Data records:
==*==
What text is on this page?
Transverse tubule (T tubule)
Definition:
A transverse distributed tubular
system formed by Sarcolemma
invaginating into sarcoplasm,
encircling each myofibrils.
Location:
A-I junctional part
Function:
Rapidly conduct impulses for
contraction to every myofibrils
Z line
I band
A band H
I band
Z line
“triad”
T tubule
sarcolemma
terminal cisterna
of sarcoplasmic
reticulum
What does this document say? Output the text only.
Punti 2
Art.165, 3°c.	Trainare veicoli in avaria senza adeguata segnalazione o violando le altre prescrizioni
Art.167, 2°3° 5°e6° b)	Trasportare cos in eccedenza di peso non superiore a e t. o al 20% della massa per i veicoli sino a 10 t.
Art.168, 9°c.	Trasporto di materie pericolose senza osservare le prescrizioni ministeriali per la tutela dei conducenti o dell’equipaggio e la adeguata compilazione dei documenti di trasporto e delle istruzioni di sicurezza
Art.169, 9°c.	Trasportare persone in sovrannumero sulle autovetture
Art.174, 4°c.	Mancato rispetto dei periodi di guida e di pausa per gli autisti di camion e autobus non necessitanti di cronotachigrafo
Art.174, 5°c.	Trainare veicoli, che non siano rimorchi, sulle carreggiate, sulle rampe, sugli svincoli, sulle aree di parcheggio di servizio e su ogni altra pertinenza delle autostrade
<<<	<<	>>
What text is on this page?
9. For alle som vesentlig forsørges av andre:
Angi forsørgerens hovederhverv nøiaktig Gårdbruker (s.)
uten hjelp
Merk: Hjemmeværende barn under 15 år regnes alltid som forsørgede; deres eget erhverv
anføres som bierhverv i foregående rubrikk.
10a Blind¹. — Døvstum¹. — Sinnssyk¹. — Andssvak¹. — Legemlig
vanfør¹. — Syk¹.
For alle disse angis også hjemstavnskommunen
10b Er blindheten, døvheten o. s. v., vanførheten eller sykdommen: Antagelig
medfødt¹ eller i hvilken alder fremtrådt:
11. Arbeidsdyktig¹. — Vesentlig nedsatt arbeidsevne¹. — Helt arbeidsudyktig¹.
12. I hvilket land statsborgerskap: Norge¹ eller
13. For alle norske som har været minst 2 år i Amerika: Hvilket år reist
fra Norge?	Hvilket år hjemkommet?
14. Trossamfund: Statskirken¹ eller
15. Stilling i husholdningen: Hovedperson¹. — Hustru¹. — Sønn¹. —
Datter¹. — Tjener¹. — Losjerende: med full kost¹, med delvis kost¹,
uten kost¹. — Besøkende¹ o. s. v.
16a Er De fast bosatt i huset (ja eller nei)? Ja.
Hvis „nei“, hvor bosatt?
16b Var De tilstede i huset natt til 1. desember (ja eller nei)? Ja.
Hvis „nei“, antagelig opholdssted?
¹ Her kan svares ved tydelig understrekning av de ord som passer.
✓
==*==
REQUIREMENT: Search the records above for the string "huset". Copy every line that contains it.

ANSWER BELOW:
16a Er De fast bosatt i huset (ja eller nei)? Ja.
16b Var De tilstede i huset natt til 1. desember (ja eller nei)? Ja.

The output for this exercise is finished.